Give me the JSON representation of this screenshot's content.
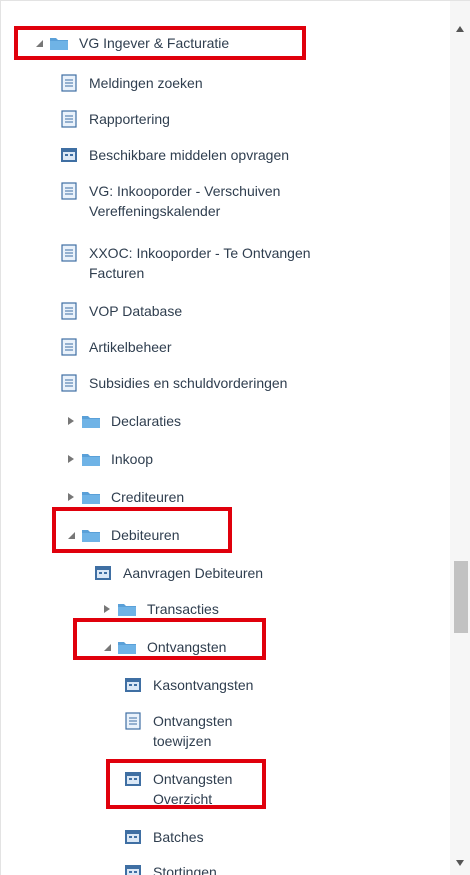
{
  "tree": {
    "items": [
      {
        "label": "VG Ingever & Facturatie"
      },
      {
        "label": "Meldingen zoeken"
      },
      {
        "label": "Rapportering"
      },
      {
        "label": "Beschikbare middelen opvragen"
      },
      {
        "label": "VG: Inkooporder - Verschuiven Vereffeningskalender"
      },
      {
        "label": "XXOC: Inkooporder - Te Ontvangen Facturen"
      },
      {
        "label": "VOP Database"
      },
      {
        "label": "Artikelbeheer"
      },
      {
        "label": "Subsidies en schuldvorderingen"
      },
      {
        "label": "Declaraties"
      },
      {
        "label": "Inkoop"
      },
      {
        "label": "Crediteuren"
      },
      {
        "label": "Debiteuren"
      },
      {
        "label": "Aanvragen Debiteuren"
      },
      {
        "label": "Transacties"
      },
      {
        "label": "Ontvangsten"
      },
      {
        "label": "Kasontvangsten"
      },
      {
        "label": "Ontvangsten toewijzen"
      },
      {
        "label": "Ontvangsten Overzicht"
      },
      {
        "label": "Batches"
      },
      {
        "label": "Stortingen"
      }
    ]
  },
  "colors": {
    "highlight": "#e0000c",
    "folder": "#5aa0d8",
    "doc": "#3f6fa3",
    "arrow": "#777777"
  }
}
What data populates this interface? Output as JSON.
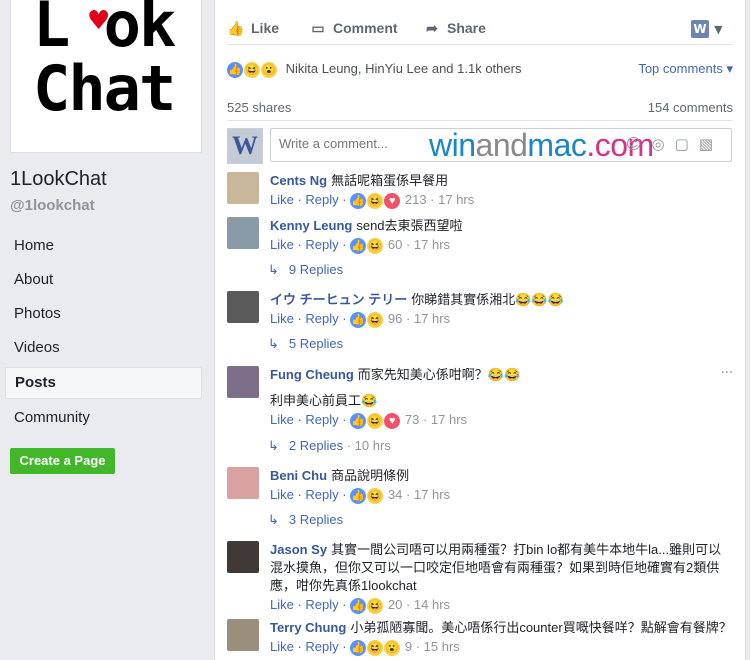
{
  "sidebar": {
    "logo_text_line1": "L ok",
    "logo_text_line2": "Chat",
    "page_name": "1LookChat",
    "handle": "@1lookchat",
    "nav": [
      "Home",
      "About",
      "Photos",
      "Videos",
      "Posts",
      "Community"
    ],
    "active_nav": "Posts",
    "create_page": "Create a Page"
  },
  "actions": {
    "like": "Like",
    "comment": "Comment",
    "share": "Share"
  },
  "reactions": {
    "summary": "Nikita Leung, HinYiu Lee and 1.1k others",
    "top_comments": "Top comments ▾",
    "shares": "525 shares",
    "comments_count": "154 comments"
  },
  "composer": {
    "placeholder": "Write a comment...",
    "watermark_a": "win",
    "watermark_b": "and",
    "watermark_c": "mac",
    "watermark_d": ".com"
  },
  "comments": [
    {
      "name": "Cents Ng",
      "text": "無話呢箱蛋係早餐用",
      "like": "Like",
      "reply": "Reply",
      "count": "213",
      "time": "17 hrs"
    },
    {
      "name": "Kenny Leung",
      "text": "send去東張西望啦",
      "like": "Like",
      "reply": "Reply",
      "count": "60",
      "time": "17 hrs",
      "replies": "9 Replies"
    },
    {
      "name": "イウ チーヒュン テリー",
      "text": "你睇錯其實係湘北😂😂😂",
      "like": "Like",
      "reply": "Reply",
      "count": "96",
      "time": "17 hrs",
      "replies": "5 Replies"
    },
    {
      "name": "Fung Cheung",
      "text": "而家先知美心係咁啊？😂😂",
      "text2": "利申美心前員工😂",
      "like": "Like",
      "reply": "Reply",
      "count": "73",
      "time": "17 hrs",
      "replies": "2 Replies",
      "replies_time": "10 hrs"
    },
    {
      "name": "Beni Chu",
      "text": "商品說明條例",
      "like": "Like",
      "reply": "Reply",
      "count": "34",
      "time": "17 hrs",
      "replies": "3 Replies"
    },
    {
      "name": "Jason Sy",
      "text": "其實一間公司唔可以用兩種蛋？打bin lo都有美牛本地牛la...雖則可以混水摸魚，但你又可以一口咬定佢地唔會有兩種蛋？如果到時佢地確實有2類供應，咁你先真係1lookchat",
      "like": "Like",
      "reply": "Reply",
      "count": "20",
      "time": "14 hrs"
    },
    {
      "name": "Terry Chung",
      "text": "小弟孤陋寡聞。美心唔係行出counter買嘅快餐咩？點解會有餐牌？",
      "like": "Like",
      "reply": "Reply",
      "count": "9",
      "time": "15 hrs"
    }
  ]
}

• [WHAT YOU HAVE TO DO]:
Go through the data above and transcribe it in full, omitting any image.

• [RESPONSE]:
Give me the JSON representation of this screenshot's content.
{
  "tree": {
    "items": [
      {
        "label": "VG Ingever & Facturatie"
      },
      {
        "label": "Meldingen zoeken"
      },
      {
        "label": "Rapportering"
      },
      {
        "label": "Beschikbare middelen opvragen"
      },
      {
        "label": "VG: Inkooporder - Verschuiven Vereffeningskalender"
      },
      {
        "label": "XXOC: Inkooporder - Te Ontvangen Facturen"
      },
      {
        "label": "VOP Database"
      },
      {
        "label": "Artikelbeheer"
      },
      {
        "label": "Subsidies en schuldvorderingen"
      },
      {
        "label": "Declaraties"
      },
      {
        "label": "Inkoop"
      },
      {
        "label": "Crediteuren"
      },
      {
        "label": "Debiteuren"
      },
      {
        "label": "Aanvragen Debiteuren"
      },
      {
        "label": "Transacties"
      },
      {
        "label": "Ontvangsten"
      },
      {
        "label": "Kasontvangsten"
      },
      {
        "label": "Ontvangsten toewijzen"
      },
      {
        "label": "Ontvangsten Overzicht"
      },
      {
        "label": "Batches"
      },
      {
        "label": "Stortingen"
      }
    ]
  },
  "colors": {
    "highlight": "#e0000c",
    "folder": "#5aa0d8",
    "doc": "#3f6fa3",
    "arrow": "#777777"
  }
}
What data populates this interface? Output as JSON.
{
  "sidebar": {
    "logo_text_line1": "L ok",
    "logo_text_line2": "Chat",
    "page_name": "1LookChat",
    "handle": "@1lookchat",
    "nav": [
      "Home",
      "About",
      "Photos",
      "Videos",
      "Posts",
      "Community"
    ],
    "active_nav": "Posts",
    "create_page": "Create a Page"
  },
  "actions": {
    "like": "Like",
    "comment": "Comment",
    "share": "Share"
  },
  "reactions": {
    "summary": "Nikita Leung, HinYiu Lee and 1.1k others",
    "top_comments": "Top comments ▾",
    "shares": "525 shares",
    "comments_count": "154 comments"
  },
  "composer": {
    "placeholder": "Write a comment...",
    "watermark_a": "win",
    "watermark_b": "and",
    "watermark_c": "mac",
    "watermark_d": ".com"
  },
  "comments": [
    {
      "name": "Cents Ng",
      "text": "無話呢箱蛋係早餐用",
      "like": "Like",
      "reply": "Reply",
      "count": "213",
      "time": "17 hrs"
    },
    {
      "name": "Kenny Leung",
      "text": "send去東張西望啦",
      "like": "Like",
      "reply": "Reply",
      "count": "60",
      "time": "17 hrs",
      "replies": "9 Replies"
    },
    {
      "name": "イウ チーヒュン テリー",
      "text": "你睇錯其實係湘北😂😂😂",
      "like": "Like",
      "reply": "Reply",
      "count": "96",
      "time": "17 hrs",
      "replies": "5 Replies"
    },
    {
      "name": "Fung Cheung",
      "text": "而家先知美心係咁啊？😂😂",
      "text2": "利申美心前員工😂",
      "like": "Like",
      "reply": "Reply",
      "count": "73",
      "time": "17 hrs",
      "replies": "2 Replies",
      "replies_time": "10 hrs"
    },
    {
      "name": "Beni Chu",
      "text": "商品說明條例",
      "like": "Like",
      "reply": "Reply",
      "count": "34",
      "time": "17 hrs",
      "replies": "3 Replies"
    },
    {
      "name": "Jason Sy",
      "text": "其實一間公司唔可以用兩種蛋？打bin lo都有美牛本地牛la...雖則可以混水摸魚，但你又可以一口咬定佢地唔會有兩種蛋？如果到時佢地確實有2類供應，咁你先真係1lookchat",
      "like": "Like",
      "reply": "Reply",
      "count": "20",
      "time": "14 hrs"
    },
    {
      "name": "Terry Chung",
      "text": "小弟孤陋寡聞。美心唔係行出counter買嘅快餐咩？點解會有餐牌？",
      "like": "Like",
      "reply": "Reply",
      "count": "9",
      "time": "15 hrs"
    }
  ]
}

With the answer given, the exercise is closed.